Problem to work on | Give only the number of lines in the data that contain the word "marker".

Information shown |
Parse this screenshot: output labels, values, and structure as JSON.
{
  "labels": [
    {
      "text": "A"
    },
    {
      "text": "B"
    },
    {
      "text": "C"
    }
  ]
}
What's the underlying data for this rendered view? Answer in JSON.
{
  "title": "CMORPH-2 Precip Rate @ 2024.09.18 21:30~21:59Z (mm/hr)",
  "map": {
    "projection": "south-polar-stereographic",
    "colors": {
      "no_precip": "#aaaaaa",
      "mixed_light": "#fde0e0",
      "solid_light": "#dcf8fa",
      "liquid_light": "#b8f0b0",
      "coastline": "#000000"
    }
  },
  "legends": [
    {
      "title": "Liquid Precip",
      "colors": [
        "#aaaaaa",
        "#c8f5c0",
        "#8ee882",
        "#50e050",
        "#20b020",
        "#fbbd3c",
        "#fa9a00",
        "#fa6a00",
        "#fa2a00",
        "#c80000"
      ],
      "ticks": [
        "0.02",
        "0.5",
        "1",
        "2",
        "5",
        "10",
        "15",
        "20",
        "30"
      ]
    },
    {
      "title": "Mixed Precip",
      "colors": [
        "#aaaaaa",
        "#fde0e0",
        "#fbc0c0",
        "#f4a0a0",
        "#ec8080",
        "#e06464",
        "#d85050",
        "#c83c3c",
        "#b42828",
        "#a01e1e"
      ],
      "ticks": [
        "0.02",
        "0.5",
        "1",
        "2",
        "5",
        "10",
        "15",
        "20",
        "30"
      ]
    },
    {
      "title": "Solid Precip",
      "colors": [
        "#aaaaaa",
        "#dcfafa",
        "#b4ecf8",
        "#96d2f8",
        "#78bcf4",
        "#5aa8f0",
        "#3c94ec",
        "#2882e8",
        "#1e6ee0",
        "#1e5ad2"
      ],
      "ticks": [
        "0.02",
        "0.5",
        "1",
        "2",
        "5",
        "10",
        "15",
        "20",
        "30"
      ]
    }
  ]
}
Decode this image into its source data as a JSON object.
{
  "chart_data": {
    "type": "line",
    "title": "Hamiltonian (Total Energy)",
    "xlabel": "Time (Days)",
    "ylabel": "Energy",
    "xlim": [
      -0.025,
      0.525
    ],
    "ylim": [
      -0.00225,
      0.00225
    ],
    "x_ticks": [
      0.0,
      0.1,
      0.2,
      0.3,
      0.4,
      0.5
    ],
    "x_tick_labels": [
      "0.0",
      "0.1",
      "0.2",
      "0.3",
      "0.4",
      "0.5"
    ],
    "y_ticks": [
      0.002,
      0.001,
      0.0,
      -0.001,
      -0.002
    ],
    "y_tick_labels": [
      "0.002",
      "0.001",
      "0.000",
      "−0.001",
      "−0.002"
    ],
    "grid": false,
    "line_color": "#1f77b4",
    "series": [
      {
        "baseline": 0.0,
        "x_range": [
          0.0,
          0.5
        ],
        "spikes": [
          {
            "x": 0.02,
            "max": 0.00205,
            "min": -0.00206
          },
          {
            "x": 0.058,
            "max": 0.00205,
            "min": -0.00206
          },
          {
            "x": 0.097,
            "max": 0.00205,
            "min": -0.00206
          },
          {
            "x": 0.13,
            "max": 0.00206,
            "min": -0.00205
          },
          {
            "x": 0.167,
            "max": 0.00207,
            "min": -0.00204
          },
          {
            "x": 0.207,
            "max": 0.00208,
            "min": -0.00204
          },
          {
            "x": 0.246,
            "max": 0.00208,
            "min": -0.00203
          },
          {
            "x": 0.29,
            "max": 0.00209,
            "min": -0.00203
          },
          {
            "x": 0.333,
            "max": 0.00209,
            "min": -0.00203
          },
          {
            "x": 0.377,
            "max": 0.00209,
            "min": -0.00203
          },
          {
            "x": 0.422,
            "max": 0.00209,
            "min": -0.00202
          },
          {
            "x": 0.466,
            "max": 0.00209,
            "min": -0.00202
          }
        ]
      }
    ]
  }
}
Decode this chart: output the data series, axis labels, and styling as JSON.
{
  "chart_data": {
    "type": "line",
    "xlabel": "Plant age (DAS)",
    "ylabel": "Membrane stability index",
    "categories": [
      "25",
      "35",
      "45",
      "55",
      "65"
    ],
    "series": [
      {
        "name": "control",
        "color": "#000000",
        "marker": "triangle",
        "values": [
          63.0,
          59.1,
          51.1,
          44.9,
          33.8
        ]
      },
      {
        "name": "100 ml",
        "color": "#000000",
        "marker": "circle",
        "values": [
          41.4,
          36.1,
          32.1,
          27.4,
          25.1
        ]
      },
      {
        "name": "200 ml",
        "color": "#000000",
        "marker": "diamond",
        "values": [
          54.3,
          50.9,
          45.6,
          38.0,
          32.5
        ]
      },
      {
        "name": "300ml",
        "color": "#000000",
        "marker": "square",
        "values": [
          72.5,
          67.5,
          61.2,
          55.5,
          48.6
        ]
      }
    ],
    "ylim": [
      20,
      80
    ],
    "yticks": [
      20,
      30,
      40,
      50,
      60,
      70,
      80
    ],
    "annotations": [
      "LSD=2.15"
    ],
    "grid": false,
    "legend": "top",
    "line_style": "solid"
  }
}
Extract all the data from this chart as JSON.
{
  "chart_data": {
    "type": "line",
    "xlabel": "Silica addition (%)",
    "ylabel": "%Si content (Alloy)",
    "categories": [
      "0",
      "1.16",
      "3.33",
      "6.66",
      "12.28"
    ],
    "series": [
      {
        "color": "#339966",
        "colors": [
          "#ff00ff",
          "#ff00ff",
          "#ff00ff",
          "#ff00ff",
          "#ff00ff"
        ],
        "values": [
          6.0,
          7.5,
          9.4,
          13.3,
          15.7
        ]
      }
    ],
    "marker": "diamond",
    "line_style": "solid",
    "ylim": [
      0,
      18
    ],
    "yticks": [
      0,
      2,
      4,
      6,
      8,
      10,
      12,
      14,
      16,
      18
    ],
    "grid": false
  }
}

Task response | 5